[Stored records]
####

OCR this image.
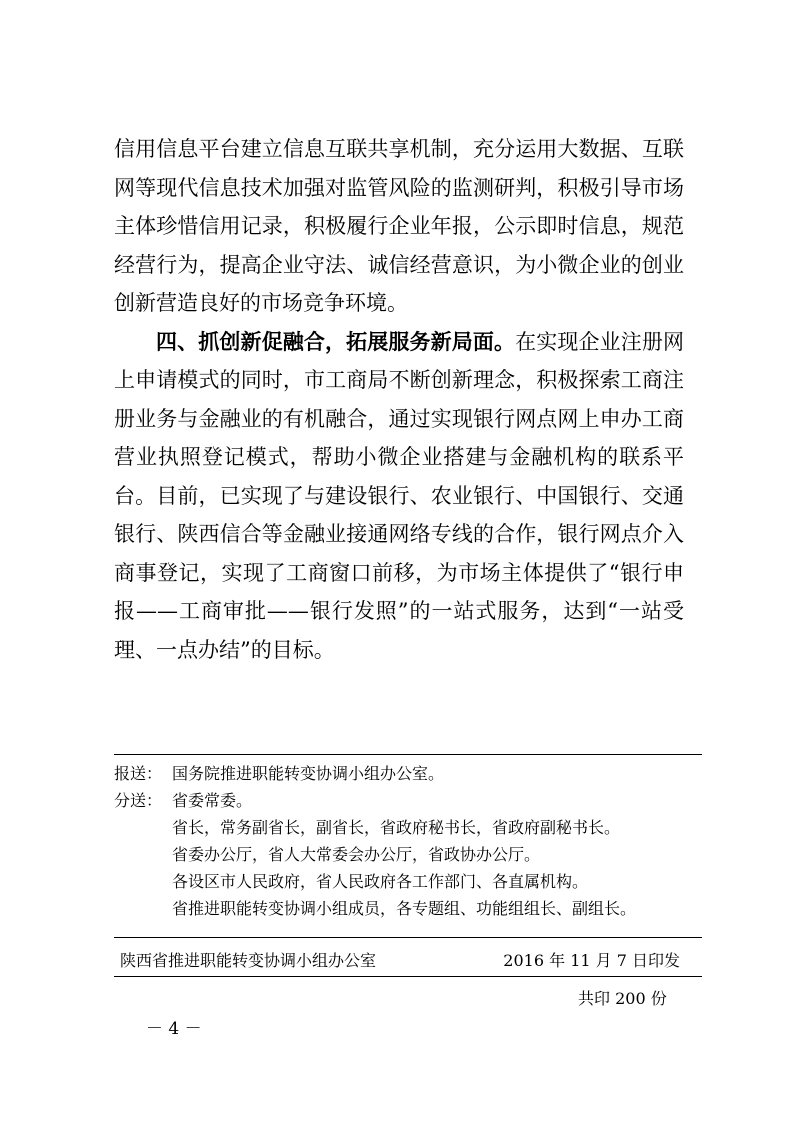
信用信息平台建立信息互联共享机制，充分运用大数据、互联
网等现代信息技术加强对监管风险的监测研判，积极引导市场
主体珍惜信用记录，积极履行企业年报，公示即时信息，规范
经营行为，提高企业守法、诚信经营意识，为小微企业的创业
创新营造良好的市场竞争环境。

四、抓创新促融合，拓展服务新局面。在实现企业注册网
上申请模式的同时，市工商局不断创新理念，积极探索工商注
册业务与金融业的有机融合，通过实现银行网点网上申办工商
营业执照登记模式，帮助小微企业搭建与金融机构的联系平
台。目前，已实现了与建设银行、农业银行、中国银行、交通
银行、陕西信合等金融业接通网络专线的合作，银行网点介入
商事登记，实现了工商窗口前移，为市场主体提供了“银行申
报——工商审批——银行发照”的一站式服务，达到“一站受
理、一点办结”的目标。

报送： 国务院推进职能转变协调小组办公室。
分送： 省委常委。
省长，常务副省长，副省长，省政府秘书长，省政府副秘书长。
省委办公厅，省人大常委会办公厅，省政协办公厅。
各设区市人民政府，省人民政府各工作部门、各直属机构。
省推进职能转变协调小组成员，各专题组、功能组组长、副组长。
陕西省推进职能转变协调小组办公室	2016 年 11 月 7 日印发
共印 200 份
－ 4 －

####

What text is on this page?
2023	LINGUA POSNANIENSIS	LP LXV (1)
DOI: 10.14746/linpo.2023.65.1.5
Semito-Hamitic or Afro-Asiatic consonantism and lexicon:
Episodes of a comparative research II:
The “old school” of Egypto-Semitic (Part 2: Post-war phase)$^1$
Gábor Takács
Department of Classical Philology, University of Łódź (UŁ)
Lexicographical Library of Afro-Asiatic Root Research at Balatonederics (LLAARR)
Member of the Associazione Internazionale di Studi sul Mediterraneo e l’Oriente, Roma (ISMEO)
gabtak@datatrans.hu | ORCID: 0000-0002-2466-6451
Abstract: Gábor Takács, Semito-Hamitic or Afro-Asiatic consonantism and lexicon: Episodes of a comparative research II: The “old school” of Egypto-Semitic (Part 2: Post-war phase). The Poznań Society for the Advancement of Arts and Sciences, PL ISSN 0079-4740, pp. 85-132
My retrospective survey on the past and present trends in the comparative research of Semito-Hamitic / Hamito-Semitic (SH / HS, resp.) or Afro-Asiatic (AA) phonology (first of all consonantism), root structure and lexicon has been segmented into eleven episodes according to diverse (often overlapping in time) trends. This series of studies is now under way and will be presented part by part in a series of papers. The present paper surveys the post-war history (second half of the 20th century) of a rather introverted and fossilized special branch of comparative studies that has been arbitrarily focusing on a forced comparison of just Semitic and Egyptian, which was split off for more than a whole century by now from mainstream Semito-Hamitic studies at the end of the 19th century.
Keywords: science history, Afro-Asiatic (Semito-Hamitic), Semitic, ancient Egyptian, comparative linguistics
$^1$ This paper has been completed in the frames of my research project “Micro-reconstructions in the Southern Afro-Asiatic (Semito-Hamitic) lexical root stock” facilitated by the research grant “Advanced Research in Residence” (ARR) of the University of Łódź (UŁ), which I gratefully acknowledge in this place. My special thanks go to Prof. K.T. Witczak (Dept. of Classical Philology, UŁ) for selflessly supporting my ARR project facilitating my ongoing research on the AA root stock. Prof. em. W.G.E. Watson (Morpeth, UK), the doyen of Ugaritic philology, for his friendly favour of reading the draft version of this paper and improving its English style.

####

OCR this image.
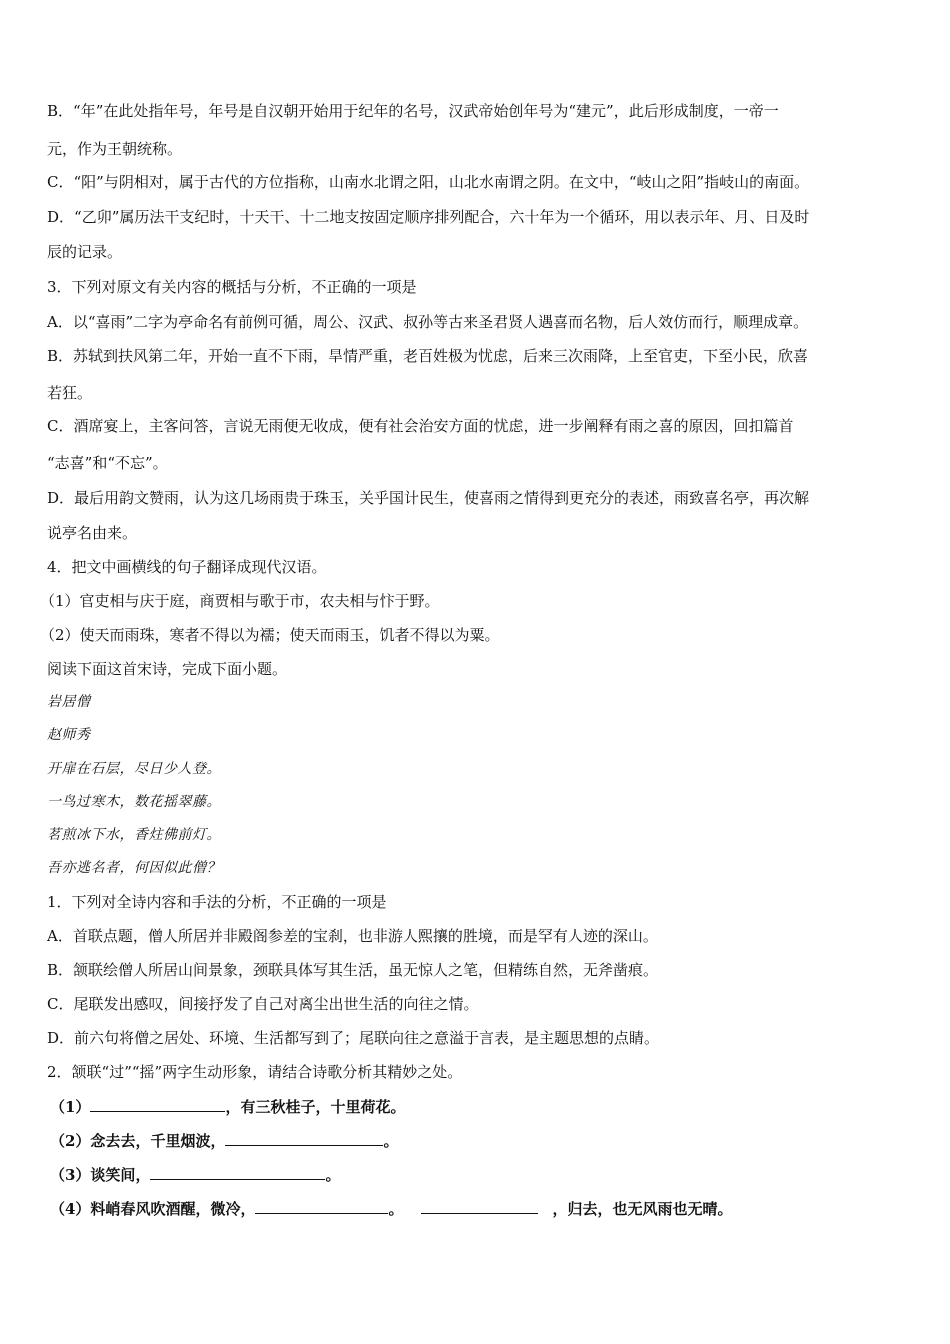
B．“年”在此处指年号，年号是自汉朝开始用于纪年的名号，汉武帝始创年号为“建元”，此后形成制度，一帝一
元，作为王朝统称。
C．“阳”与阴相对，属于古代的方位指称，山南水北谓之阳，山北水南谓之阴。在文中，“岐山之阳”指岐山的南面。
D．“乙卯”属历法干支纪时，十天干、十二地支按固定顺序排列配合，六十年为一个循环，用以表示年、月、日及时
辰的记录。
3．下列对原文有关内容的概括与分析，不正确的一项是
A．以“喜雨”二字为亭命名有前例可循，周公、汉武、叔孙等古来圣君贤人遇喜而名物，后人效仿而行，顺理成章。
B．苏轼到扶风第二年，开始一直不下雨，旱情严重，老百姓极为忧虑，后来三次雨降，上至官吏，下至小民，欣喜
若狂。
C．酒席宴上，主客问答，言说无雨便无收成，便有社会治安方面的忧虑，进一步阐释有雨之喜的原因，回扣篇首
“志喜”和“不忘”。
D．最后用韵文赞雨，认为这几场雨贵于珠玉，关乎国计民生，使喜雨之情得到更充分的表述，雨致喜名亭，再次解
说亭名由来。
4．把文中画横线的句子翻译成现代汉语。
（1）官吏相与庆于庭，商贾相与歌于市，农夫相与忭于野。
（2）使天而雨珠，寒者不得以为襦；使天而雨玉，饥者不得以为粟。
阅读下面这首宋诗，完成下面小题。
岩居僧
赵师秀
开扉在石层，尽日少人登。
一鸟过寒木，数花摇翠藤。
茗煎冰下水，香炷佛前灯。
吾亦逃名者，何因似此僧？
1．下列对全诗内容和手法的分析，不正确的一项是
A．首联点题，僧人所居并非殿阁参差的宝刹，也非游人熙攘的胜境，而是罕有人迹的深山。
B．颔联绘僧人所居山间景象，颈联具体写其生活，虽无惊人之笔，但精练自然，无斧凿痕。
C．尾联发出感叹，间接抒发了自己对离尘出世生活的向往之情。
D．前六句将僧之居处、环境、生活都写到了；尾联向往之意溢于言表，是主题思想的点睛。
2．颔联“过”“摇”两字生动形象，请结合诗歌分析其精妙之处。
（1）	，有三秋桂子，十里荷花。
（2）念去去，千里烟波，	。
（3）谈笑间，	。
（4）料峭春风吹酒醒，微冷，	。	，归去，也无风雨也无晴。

####

- Exercise instructions
Check each line above for the word "consonantism" and copy the ones that have it.

- Task response
Semito-Hamitic or Afro-Asiatic consonantism and lexicon:
Abstract: Gábor Takács, Semito-Hamitic or Afro-Asiatic consonantism and lexicon: Episodes of a comparative research II: The “old school” of Egypto-Semitic (Part 2: Post-war phase). The Poznań Society for the Advancement of Arts and Sciences, PL ISSN 0079-4740, pp. 85-132
My retrospective survey on the past and present trends in the comparative research of Semito-Hamitic / Hamito-Semitic (SH / HS, resp.) or Afro-Asiatic (AA) phonology (first of all consonantism), root structure and lexicon has been segmented into eleven episodes according to diverse (often overlapping in time) trends. This series of studies is now under way and will be presented part by part in a series of papers. The present paper surveys the post-war history (second half of the 20th century) of a rather introverted and fossilized special branch of comparative studies that has been arbitrarily focusing on a forced comparison of just Semitic and Egyptian, which was split off for more than a whole century by now from mainstream Semito-Hamitic studies at the end of the 19th century.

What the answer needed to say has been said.